Source records –
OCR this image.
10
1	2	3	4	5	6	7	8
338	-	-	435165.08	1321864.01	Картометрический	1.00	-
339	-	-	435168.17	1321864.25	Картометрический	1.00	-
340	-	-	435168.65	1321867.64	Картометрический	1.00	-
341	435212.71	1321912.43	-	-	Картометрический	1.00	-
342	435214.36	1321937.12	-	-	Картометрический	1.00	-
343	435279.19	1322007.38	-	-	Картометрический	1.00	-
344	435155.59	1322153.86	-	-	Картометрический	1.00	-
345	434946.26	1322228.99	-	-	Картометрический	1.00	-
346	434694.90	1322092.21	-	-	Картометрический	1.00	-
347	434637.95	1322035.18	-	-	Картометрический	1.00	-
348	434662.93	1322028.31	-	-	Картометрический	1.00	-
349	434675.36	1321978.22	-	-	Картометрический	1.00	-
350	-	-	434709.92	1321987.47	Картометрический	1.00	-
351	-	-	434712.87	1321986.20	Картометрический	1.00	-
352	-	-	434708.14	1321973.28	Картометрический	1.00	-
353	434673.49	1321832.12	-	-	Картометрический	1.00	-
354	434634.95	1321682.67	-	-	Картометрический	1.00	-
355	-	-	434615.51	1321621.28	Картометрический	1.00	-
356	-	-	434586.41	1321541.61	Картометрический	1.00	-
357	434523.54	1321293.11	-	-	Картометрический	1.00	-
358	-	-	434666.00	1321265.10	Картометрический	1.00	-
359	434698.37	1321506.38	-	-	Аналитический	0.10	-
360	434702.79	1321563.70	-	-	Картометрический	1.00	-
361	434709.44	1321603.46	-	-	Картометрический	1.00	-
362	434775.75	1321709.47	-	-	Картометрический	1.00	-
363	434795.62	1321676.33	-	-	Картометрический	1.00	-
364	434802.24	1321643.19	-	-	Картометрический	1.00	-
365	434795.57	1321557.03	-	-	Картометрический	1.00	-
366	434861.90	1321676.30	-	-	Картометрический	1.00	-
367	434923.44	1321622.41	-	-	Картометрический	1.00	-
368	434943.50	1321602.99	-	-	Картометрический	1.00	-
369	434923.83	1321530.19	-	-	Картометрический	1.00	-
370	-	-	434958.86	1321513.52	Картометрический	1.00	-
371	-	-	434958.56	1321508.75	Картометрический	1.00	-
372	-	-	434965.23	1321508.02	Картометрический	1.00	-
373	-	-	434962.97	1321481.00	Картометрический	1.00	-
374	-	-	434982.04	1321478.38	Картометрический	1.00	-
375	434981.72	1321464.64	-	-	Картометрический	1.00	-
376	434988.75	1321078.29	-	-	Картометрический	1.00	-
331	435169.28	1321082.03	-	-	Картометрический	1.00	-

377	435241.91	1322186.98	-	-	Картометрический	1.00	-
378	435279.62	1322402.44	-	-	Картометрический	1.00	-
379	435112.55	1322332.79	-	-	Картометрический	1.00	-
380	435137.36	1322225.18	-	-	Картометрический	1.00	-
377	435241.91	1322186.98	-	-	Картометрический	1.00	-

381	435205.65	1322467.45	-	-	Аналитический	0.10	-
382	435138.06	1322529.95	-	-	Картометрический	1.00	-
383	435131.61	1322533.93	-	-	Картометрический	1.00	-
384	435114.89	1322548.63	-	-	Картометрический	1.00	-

Exercise description –
Copy out the material above in its entirety. Every detail must match.

Right answer –
OCR this image.
10
1	2	3	4	5	6	7	8
338	-	-	435165.08	1321864.01	Картометрический	1.00	-
339	-	-	435168.17	1321864.25	Картометрический	1.00	-
340	-	-	435168.65	1321867.64	Картометрический	1.00	-
341	435212.71	1321912.43	-	-	Картометрический	1.00	-
342	435214.36	1321937.12	-	-	Картометрический	1.00	-
343	435279.19	1322007.38	-	-	Картометрический	1.00	-
344	435155.59	1322153.86	-	-	Картометрический	1.00	-
345	434946.26	1322228.99	-	-	Картометрический	1.00	-
346	434694.90	1322092.21	-	-	Картометрический	1.00	-
347	434637.95	1322035.18	-	-	Картометрический	1.00	-
348	434662.93	1322028.31	-	-	Картометрический	1.00	-
349	434675.36	1321978.22	-	-	Картометрический	1.00	-
350	-	-	434709.92	1321987.47	Картометрический	1.00	-
351	-	-	434712.87	1321986.20	Картометрический	1.00	-
352	-	-	434708.14	1321973.28	Картометрический	1.00	-
353	434673.49	1321832.12	-	-	Картометрический	1.00	-
354	434634.95	1321682.67	-	-	Картометрический	1.00	-
355	-	-	434615.51	1321621.28	Картометрический	1.00	-
356	-	-	434586.41	1321541.61	Картометрический	1.00	-
357	434523.54	1321293.11	-	-	Картометрический	1.00	-
358	-	-	434666.00	1321265.10	Картометрический	1.00	-
359	434698.37	1321506.38	-	-	Аналитический	0.10	-
360	434702.79	1321563.70	-	-	Картометрический	1.00	-
361	434709.44	1321603.46	-	-	Картометрический	1.00	-
362	434775.75	1321709.47	-	-	Картометрический	1.00	-
363	434795.62	1321676.33	-	-	Картометрический	1.00	-
364	434802.24	1321643.19	-	-	Картометрический	1.00	-
365	434795.57	1321557.03	-	-	Картометрический	1.00	-
366	434861.90	1321676.30	-	-	Картометрический	1.00	-
367	434923.44	1321622.41	-	-	Картометрический	1.00	-
368	434943.50	1321602.99	-	-	Картометрический	1.00	-
369	434923.83	1321530.19	-	-	Картометрический	1.00	-
370	-	-	434958.86	1321513.52	Картометрический	1.00	-
371	-	-	434958.56	1321508.75	Картометрический	1.00	-
372	-	-	434965.23	1321508.02	Картометрический	1.00	-
373	-	-	434962.97	1321481.00	Картометрический	1.00	-
374	-	-	434982.04	1321478.38	Картометрический	1.00	-
375	434981.72	1321464.64	-	-	Картометрический	1.00	-
376	434988.75	1321078.29	-	-	Картометрический	1.00	-
331	435169.28	1321082.03	-	-	Картометрический	1.00	-

377	435241.91	1322186.98	-	-	Картометрический	1.00	-
378	435279.62	1322402.44	-	-	Картометрический	1.00	-
379	435112.55	1322332.79	-	-	Картометрический	1.00	-
380	435137.36	1322225.18	-	-	Картометрический	1.00	-
377	435241.91	1322186.98	-	-	Картометрический	1.00	-

381	435205.65	1322467.45	-	-	Аналитический	0.10	-
382	435138.06	1322529.95	-	-	Картометрический	1.00	-
383	435131.61	1322533.93	-	-	Картометрический	1.00	-
384	435114.89	1322548.63	-	-	Картометрический	1.00	-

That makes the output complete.